* Begin MATERIALS PROVIDED *

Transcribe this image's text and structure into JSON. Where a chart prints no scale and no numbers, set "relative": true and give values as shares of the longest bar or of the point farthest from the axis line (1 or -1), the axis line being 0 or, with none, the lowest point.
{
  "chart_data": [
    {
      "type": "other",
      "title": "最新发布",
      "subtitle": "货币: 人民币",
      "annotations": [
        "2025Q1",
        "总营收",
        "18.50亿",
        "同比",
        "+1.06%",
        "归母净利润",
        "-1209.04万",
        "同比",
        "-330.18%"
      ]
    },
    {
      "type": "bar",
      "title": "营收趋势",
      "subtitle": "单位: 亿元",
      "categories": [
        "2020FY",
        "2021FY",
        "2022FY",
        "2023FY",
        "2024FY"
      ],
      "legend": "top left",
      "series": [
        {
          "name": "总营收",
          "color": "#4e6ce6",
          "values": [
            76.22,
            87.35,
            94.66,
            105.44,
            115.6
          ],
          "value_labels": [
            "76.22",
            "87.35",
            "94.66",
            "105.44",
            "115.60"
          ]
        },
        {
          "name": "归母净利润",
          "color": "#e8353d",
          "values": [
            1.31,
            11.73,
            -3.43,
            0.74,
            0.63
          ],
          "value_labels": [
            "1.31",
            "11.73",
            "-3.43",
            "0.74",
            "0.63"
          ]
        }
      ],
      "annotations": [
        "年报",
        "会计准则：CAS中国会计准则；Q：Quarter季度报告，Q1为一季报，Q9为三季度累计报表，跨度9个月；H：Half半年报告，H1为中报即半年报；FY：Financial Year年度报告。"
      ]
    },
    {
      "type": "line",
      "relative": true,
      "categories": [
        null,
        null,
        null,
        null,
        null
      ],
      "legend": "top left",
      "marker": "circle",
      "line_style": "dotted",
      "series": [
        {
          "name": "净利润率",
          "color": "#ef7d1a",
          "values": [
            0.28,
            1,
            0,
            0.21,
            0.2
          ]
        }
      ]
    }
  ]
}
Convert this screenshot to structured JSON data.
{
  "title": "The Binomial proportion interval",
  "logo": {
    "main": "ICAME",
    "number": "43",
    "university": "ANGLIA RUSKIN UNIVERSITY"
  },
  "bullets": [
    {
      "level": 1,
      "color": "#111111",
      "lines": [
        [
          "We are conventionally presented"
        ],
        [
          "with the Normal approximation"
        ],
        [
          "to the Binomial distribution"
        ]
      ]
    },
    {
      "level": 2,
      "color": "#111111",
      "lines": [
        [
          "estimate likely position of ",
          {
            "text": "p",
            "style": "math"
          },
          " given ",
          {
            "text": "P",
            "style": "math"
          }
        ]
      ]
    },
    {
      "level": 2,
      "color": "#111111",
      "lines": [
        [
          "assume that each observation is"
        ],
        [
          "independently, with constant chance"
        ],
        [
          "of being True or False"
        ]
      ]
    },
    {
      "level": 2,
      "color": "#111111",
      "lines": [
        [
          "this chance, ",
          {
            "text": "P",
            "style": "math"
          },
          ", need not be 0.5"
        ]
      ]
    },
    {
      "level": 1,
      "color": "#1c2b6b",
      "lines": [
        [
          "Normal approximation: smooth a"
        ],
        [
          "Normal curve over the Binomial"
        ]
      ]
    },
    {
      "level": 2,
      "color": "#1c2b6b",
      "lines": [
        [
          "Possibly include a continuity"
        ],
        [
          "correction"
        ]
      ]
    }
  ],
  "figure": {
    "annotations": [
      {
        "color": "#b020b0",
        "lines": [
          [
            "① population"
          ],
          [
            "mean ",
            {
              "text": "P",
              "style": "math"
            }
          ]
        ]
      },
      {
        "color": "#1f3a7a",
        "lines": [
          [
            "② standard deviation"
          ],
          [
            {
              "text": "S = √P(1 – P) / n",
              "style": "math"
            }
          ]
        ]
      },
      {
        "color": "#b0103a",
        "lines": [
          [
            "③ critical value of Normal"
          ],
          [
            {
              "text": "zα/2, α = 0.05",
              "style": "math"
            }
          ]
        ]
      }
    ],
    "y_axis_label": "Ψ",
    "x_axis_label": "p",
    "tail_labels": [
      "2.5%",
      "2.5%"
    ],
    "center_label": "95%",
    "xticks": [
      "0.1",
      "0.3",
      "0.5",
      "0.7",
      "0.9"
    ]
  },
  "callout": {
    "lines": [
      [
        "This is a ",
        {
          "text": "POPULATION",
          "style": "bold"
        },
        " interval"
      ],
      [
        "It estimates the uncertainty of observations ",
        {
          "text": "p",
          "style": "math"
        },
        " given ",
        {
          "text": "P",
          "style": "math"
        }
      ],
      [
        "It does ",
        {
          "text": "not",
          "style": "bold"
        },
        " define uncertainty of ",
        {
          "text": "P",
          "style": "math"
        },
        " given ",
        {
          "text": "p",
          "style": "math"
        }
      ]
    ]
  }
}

* End MATERIALS PROVIDED *

**WHAT YOU HAVE TO DO**
Every entry must be output again, exactly as written above.

**PROBLEM SOLUTION**
Transcribe this image's text and structure into JSON. Where a chart prints no scale and no numbers, set "relative": true and give values as shares of the longest bar or of the point farthest from the axis line (1 or -1), the axis line being 0 or, with none, the lowest point.
{
  "chart_data": [
    {
      "type": "other",
      "title": "最新发布",
      "subtitle": "货币: 人民币",
      "annotations": [
        "2025Q1",
        "总营收",
        "18.50亿",
        "同比",
        "+1.06%",
        "归母净利润",
        "-1209.04万",
        "同比",
        "-330.18%"
      ]
    },
    {
      "type": "bar",
      "title": "营收趋势",
      "subtitle": "单位: 亿元",
      "categories": [
        "2020FY",
        "2021FY",
        "2022FY",
        "2023FY",
        "2024FY"
      ],
      "legend": "top left",
      "series": [
        {
          "name": "总营收",
          "color": "#4e6ce6",
          "values": [
            76.22,
            87.35,
            94.66,
            105.44,
            115.6
          ],
          "value_labels": [
            "76.22",
            "87.35",
            "94.66",
            "105.44",
            "115.60"
          ]
        },
        {
          "name": "归母净利润",
          "color": "#e8353d",
          "values": [
            1.31,
            11.73,
            -3.43,
            0.74,
            0.63
          ],
          "value_labels": [
            "1.31",
            "11.73",
            "-3.43",
            "0.74",
            "0.63"
          ]
        }
      ],
      "annotations": [
        "年报",
        "会计准则：CAS中国会计准则；Q：Quarter季度报告，Q1为一季报，Q9为三季度累计报表，跨度9个月；H：Half半年报告，H1为中报即半年报；FY：Financial Year年度报告。"
      ]
    },
    {
      "type": "line",
      "relative": true,
      "categories": [
        null,
        null,
        null,
        null,
        null
      ],
      "legend": "top left",
      "marker": "circle",
      "line_style": "dotted",
      "series": [
        {
          "name": "净利润率",
          "color": "#ef7d1a",
          "values": [
            0.28,
            1,
            0,
            0.21,
            0.2
          ]
        }
      ]
    }
  ]
}
Convert this screenshot to structured JSON data.
{
  "title": "The Binomial proportion interval",
  "logo": {
    "main": "ICAME",
    "number": "43",
    "university": "ANGLIA RUSKIN UNIVERSITY"
  },
  "bullets": [
    {
      "level": 1,
      "color": "#111111",
      "lines": [
        [
          "We are conventionally presented"
        ],
        [
          "with the Normal approximation"
        ],
        [
          "to the Binomial distribution"
        ]
      ]
    },
    {
      "level": 2,
      "color": "#111111",
      "lines": [
        [
          "estimate likely position of ",
          {
            "text": "p",
            "style": "math"
          },
          " given ",
          {
            "text": "P",
            "style": "math"
          }
        ]
      ]
    },
    {
      "level": 2,
      "color": "#111111",
      "lines": [
        [
          "assume that each observation is"
        ],
        [
          "independently, with constant chance"
        ],
        [
          "of being True or False"
        ]
      ]
    },
    {
      "level": 2,
      "color": "#111111",
      "lines": [
        [
          "this chance, ",
          {
            "text": "P",
            "style": "math"
          },
          ", need not be 0.5"
        ]
      ]
    },
    {
      "level": 1,
      "color": "#1c2b6b",
      "lines": [
        [
          "Normal approximation: smooth a"
        ],
        [
          "Normal curve over the Binomial"
        ]
      ]
    },
    {
      "level": 2,
      "color": "#1c2b6b",
      "lines": [
        [
          "Possibly include a continuity"
        ],
        [
          "correction"
        ]
      ]
    }
  ],
  "figure": {
    "annotations": [
      {
        "color": "#b020b0",
        "lines": [
          [
            "① population"
          ],
          [
            "mean ",
            {
              "text": "P",
              "style": "math"
            }
          ]
        ]
      },
      {
        "color": "#1f3a7a",
        "lines": [
          [
            "② standard deviation"
          ],
          [
            {
              "text": "S = √P(1 – P) / n",
              "style": "math"
            }
          ]
        ]
      },
      {
        "color": "#b0103a",
        "lines": [
          [
            "③ critical value of Normal"
          ],
          [
            {
              "text": "zα/2, α = 0.05",
              "style": "math"
            }
          ]
        ]
      }
    ],
    "y_axis_label": "Ψ",
    "x_axis_label": "p",
    "tail_labels": [
      "2.5%",
      "2.5%"
    ],
    "center_label": "95%",
    "xticks": [
      "0.1",
      "0.3",
      "0.5",
      "0.7",
      "0.9"
    ]
  },
  "callout": {
    "lines": [
      [
        "This is a ",
        {
          "text": "POPULATION",
          "style": "bold"
        },
        " interval"
      ],
      [
        "It estimates the uncertainty of observations ",
        {
          "text": "p",
          "style": "math"
        },
        " given ",
        {
          "text": "P",
          "style": "math"
        }
      ],
      [
        "It does ",
        {
          "text": "not",
          "style": "bold"
        },
        " define uncertainty of ",
        {
          "text": "P",
          "style": "math"
        },
        " given ",
        {
          "text": "p",
          "style": "math"
        }
      ]
    ]
  }
}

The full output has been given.